RECORDS SUPPLIED:
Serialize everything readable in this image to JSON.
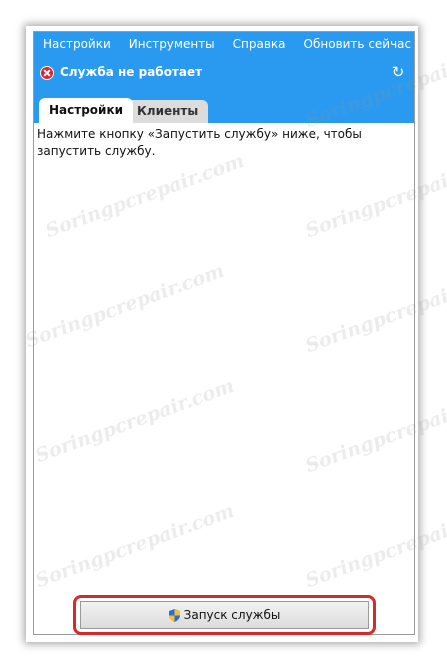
{
  "menu": {
    "items": [
      {
        "label": "Настройки"
      },
      {
        "label": "Инструменты"
      },
      {
        "label": "Справка"
      },
      {
        "label": "Обновить сейчас"
      }
    ]
  },
  "status": {
    "text": "Служба не работает",
    "icon": "error-icon",
    "refresh_icon": "refresh-icon"
  },
  "tabs": [
    {
      "label": "Настройки",
      "active": true
    },
    {
      "label": "Клиенты",
      "active": false
    }
  ],
  "content": {
    "message": "Нажмите кнопку «Запустить службу» ниже, чтобы запустить службу."
  },
  "start_button": {
    "label": "Запуск службы",
    "icon": "uac-shield-icon"
  },
  "watermark": "Soringpcrepair.com",
  "colors": {
    "accent": "#2a9af0",
    "error": "#e0242b",
    "highlight": "#d42a2a"
  }
}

TASK:
Reproduce each entry precisely. Leave the pictures out.

ANSWER:
Serialize everything readable in this image to JSON.
{
  "menu": {
    "items": [
      {
        "label": "Настройки"
      },
      {
        "label": "Инструменты"
      },
      {
        "label": "Справка"
      },
      {
        "label": "Обновить сейчас"
      }
    ]
  },
  "status": {
    "text": "Служба не работает",
    "icon": "error-icon",
    "refresh_icon": "refresh-icon"
  },
  "tabs": [
    {
      "label": "Настройки",
      "active": true
    },
    {
      "label": "Клиенты",
      "active": false
    }
  ],
  "content": {
    "message": "Нажмите кнопку «Запустить службу» ниже, чтобы запустить службу."
  },
  "start_button": {
    "label": "Запуск службы",
    "icon": "uac-shield-icon"
  },
  "watermark": "Soringpcrepair.com",
  "colors": {
    "accent": "#2a9af0",
    "error": "#e0242b",
    "highlight": "#d42a2a"
  }
}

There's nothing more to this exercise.